## QUESTIONS:
**A)** Copy word for word the part of the Spec-Driven Development passage starting with "Specs should evolve." and going on through "implemented (architecture, libraries)".
**B)** Answer these questions from the Spec-Driven Development passage, marking each answer to match its question.
(i) What two trivial changes are given as cases where writing a full spec is overkill?
(ii) In the example of a spec delta, what is the session timeout changed from and to, and for which users?
(iii) Which command does the passage suggest trying on your next feature?

Common Pitfalls to Avoid#

1. The Sledgehammer Problem

Don’t use SDD for trivial changes. If you’re fixing a typo or changing a color, writing a full spec is overkill. Use your judgment—SDD should save time, not create bureaucracy.

2. Skipping Review

The power of SDD is in reviewing specs before implementation. Don’t rush to /opsx:apply without reading the generated artifacts. The spec is your chance to catch misalignment early.

3. Static Spec Syndrome

Specs should evolve. If you discover a new requirement during implementation, update the spec. The spec should always reflect the current understanding of what needs to be built.

4. Confusing Functional and Technical Specs

• Functional specs describe what the system should do (requirements, behavior)
• Technical specs describe how it should be implemented (architecture, libraries)

SDD works best when specs are primarily functional. Technical details can be in the design.md, but the core requirements should be implementation-agnostic.

5. Perfectionism

Specs don’t need to be perfect— they need to be good enough to guide implementation. If you find yourself endlessly refining a spec, you might be in analysis paralysis. Iterate during implementation instead.

Context Hygiene Tips#

When using OpenSpec with AI assistants like Opencode:

• Clear context before major specs: Start with a clean slate for complex features
• Reference specs explicitly: Point the AI to specific files: “See openspec/changes/auth/specs/security.md”
• Use spec deltas for changes: When updating requirements, show the diff: “We’re changing the session timeout from 24h to 7d for ‘remember me’ users”
• Archive promptly: Don’t leave completed specs in the changes/ folder—archive them to maintain clarity

Conclusion#

Spec-Driven Development isn’t a return to waterfall—it’s an evolution of agile practices for the AI coding era. By establishing clear specifications before implementation, you:

• Align human and AI intent before code is written
• Review requirements rather than just code
• Capture knowledge that persists beyond chat sessions
• Build predictability into AI-assisted development

OpenSpec makes SDD accessible. It’s lightweight enough for personal projects, structured enough for team collaboration, and flexible enough to adapt to your workflow. Whether you’re using Claude Code, Cursor, GitHub Copilot, or my personal favorite, Opencode, OpenSpec provides the scaffolding for better AI-assisted development.

Your next step: Try /opsx:propose on your next feature. Start simple—don’t overthink it. Write a spec, review it, implement it, and see how it feels. SDD is a skill that improves with practice, and OpenSpec lowers the barrier to getting started.

The future of AI-assisted coding isn’t about replacing human judgment—it’s about augmenting it. Specs are how we communicate our judgment to AI systems. Start writing specs, and start building better software.

## DATASET:
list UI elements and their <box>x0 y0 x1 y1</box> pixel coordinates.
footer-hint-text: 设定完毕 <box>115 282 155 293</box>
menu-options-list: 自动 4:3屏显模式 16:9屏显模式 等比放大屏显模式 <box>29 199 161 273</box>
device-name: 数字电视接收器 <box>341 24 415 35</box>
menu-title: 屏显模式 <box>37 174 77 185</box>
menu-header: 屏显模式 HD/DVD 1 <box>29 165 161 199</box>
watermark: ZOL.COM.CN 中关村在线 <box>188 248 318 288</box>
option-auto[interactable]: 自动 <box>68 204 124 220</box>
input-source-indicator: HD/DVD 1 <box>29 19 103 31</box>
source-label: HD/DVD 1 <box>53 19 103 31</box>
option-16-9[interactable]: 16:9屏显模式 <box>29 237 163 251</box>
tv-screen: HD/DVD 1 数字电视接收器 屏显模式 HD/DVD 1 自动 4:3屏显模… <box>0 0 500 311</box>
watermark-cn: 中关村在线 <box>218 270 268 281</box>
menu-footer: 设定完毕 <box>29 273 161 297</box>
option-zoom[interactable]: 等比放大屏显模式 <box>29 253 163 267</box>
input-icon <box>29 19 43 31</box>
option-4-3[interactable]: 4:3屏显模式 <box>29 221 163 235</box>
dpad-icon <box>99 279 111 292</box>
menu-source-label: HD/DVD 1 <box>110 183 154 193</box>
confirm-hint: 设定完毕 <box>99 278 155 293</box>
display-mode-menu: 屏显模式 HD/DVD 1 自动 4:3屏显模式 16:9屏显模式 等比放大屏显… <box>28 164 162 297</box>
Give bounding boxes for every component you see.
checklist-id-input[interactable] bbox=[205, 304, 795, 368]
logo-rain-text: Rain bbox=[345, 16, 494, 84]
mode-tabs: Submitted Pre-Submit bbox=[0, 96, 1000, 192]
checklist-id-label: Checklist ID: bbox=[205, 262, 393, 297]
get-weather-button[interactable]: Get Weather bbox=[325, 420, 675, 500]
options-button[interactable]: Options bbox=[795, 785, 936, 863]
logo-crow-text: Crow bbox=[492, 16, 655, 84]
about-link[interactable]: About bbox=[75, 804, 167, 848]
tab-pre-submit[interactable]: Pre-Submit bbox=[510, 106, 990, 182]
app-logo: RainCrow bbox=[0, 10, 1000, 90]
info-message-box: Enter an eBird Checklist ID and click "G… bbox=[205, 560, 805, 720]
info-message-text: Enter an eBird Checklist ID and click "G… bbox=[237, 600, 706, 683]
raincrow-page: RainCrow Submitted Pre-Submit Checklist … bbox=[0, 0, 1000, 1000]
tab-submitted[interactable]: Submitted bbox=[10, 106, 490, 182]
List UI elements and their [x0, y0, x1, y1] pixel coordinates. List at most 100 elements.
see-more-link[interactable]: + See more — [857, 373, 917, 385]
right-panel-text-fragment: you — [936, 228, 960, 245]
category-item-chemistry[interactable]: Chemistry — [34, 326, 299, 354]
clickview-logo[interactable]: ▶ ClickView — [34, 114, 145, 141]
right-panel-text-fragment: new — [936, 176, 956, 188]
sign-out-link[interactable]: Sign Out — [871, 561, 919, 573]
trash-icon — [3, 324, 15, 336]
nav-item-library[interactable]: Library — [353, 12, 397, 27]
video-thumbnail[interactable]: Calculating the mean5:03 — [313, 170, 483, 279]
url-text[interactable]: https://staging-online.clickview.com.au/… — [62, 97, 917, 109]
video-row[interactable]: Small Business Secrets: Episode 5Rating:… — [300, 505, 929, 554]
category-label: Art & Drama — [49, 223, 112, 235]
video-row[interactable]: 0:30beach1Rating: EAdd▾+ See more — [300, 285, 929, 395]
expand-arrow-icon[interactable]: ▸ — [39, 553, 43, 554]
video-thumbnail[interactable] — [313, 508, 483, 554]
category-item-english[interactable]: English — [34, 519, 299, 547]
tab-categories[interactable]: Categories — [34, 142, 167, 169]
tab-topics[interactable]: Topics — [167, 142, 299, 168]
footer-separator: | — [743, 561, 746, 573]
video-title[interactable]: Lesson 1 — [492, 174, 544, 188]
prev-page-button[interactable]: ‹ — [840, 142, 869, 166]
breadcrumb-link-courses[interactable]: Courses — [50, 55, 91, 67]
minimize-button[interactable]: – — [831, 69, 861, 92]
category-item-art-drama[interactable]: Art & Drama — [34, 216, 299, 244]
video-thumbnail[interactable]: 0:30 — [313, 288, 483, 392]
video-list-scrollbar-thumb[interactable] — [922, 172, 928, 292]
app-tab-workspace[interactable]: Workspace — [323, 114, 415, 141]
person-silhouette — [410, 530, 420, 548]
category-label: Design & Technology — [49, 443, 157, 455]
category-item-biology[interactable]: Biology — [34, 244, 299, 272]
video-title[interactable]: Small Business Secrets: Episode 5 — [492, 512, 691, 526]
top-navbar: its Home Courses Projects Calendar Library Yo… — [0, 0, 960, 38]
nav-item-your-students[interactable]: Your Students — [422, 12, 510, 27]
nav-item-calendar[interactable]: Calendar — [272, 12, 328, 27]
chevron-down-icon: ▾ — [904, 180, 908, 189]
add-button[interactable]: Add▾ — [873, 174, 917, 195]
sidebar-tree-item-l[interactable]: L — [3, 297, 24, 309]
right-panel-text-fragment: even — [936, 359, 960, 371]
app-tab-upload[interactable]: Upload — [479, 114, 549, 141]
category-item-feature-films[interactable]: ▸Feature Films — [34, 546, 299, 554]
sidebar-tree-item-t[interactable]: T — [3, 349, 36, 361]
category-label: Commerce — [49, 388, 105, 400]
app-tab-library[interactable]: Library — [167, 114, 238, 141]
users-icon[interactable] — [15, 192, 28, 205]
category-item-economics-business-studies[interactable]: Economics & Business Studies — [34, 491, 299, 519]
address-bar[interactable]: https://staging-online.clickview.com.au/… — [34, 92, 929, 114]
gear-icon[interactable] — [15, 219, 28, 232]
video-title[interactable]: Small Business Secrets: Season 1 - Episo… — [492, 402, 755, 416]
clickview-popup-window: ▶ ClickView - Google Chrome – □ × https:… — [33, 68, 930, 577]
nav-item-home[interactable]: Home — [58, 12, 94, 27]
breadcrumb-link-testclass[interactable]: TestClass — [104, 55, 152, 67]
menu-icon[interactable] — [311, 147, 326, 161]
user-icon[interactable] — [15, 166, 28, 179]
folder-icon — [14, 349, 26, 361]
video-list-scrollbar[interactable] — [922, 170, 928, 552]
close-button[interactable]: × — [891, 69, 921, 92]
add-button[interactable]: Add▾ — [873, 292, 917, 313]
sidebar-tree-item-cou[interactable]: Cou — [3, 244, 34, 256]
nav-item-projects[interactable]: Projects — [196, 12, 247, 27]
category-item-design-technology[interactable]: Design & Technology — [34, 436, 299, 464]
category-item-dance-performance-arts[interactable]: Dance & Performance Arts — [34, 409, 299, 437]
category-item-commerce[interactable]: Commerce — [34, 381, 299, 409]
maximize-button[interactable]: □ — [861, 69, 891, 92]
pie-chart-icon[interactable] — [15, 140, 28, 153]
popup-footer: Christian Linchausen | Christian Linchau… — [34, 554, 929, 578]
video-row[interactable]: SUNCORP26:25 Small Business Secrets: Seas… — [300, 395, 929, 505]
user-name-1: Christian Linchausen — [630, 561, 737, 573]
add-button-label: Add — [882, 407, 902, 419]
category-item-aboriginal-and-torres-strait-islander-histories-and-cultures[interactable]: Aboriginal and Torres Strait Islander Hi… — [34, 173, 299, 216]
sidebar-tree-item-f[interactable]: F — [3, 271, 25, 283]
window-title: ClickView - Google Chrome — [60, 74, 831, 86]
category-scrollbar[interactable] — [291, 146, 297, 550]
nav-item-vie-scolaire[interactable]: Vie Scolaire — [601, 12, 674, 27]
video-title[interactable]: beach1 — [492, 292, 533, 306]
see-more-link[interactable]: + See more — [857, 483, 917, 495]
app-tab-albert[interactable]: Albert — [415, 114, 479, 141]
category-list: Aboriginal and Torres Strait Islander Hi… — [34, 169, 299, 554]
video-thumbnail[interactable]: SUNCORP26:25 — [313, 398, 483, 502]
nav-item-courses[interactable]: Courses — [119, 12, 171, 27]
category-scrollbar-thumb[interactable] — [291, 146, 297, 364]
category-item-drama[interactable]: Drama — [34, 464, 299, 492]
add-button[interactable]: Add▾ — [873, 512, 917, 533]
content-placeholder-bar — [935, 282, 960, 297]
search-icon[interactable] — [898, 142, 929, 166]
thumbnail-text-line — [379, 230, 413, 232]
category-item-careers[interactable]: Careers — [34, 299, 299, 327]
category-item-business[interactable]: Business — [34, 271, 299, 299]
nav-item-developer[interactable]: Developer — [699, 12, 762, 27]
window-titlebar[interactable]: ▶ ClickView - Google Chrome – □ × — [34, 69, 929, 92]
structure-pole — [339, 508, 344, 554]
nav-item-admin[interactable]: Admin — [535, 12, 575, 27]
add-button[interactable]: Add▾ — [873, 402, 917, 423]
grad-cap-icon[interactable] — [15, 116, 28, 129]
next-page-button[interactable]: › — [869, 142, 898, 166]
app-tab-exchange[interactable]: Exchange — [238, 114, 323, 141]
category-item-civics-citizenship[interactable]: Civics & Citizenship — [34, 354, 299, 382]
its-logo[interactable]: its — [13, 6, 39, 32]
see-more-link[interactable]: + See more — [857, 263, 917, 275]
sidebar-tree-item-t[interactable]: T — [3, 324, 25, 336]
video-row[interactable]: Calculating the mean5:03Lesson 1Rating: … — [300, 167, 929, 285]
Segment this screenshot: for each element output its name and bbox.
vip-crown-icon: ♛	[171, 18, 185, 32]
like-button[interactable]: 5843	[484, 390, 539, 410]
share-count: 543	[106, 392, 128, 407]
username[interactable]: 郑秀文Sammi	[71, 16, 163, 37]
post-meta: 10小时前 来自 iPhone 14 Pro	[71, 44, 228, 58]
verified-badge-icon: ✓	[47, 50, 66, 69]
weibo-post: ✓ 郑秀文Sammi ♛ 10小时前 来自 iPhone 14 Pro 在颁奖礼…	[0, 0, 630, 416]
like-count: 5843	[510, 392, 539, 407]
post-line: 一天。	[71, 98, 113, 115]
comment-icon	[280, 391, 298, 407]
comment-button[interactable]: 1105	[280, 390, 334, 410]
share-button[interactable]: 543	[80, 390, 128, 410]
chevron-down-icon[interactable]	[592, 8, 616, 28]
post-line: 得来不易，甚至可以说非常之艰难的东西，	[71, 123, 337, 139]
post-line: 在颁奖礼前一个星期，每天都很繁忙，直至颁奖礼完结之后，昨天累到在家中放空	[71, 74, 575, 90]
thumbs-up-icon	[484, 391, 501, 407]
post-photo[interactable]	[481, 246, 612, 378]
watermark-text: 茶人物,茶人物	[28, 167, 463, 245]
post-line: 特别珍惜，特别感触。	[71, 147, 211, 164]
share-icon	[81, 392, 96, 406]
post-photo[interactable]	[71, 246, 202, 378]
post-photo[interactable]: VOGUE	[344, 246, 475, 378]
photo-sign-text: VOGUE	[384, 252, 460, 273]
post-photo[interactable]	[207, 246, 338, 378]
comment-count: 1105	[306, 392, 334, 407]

## ANSWERS BY TASK:
**A)**
Specs should evolve. If you discover a new requirement during implementation, update the spec. The spec should always reflect the current understanding of what needs to be built.

4. Confusing Functional and Technical Specs

• Functional specs describe what the system should do (requirements, behavior)
• Technical specs describe how it should be implemented (architecture, libraries)

**B)**
(i) Fixing a typo and changing a color.
(ii) From 24h to 7d, for "remember me" users.
(iii) /opsx:propose